Determine the count of lines holding "paste" and give that count alone.

THE INPUT.
• • • •
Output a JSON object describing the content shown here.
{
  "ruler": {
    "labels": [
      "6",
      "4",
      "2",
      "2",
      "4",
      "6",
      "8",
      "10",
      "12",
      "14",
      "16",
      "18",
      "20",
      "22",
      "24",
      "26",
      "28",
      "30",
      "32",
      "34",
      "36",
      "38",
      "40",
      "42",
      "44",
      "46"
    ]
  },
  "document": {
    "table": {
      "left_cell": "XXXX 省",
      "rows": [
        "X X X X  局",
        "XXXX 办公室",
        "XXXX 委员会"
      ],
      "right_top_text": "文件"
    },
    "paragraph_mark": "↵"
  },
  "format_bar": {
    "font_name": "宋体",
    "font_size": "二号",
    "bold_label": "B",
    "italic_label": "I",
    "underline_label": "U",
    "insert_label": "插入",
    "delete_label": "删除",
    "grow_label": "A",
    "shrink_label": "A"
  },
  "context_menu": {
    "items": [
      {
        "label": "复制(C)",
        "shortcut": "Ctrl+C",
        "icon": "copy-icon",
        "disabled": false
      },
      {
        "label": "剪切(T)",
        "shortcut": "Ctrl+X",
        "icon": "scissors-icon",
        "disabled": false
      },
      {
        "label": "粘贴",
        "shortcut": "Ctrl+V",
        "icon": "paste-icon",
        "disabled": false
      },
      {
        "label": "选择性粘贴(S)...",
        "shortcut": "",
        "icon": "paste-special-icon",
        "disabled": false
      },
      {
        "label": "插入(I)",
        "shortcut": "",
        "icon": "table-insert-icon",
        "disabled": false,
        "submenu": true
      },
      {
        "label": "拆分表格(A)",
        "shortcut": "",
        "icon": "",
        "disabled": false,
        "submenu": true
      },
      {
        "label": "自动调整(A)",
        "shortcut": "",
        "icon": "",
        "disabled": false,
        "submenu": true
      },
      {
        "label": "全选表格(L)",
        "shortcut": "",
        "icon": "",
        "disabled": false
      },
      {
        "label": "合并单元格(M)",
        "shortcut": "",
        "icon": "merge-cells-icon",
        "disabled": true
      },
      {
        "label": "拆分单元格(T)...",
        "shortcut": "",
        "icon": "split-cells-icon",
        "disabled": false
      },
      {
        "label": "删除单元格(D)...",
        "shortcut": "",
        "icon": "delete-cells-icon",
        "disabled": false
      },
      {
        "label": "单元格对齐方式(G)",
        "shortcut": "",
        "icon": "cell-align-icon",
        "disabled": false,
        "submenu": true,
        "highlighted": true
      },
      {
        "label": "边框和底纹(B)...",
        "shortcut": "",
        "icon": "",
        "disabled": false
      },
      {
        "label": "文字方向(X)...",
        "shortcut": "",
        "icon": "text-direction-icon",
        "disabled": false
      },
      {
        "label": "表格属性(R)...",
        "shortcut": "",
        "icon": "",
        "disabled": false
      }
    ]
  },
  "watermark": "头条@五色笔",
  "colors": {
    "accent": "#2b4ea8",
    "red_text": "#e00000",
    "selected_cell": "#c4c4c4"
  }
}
• • • •
COMPLETE ANSWER. 2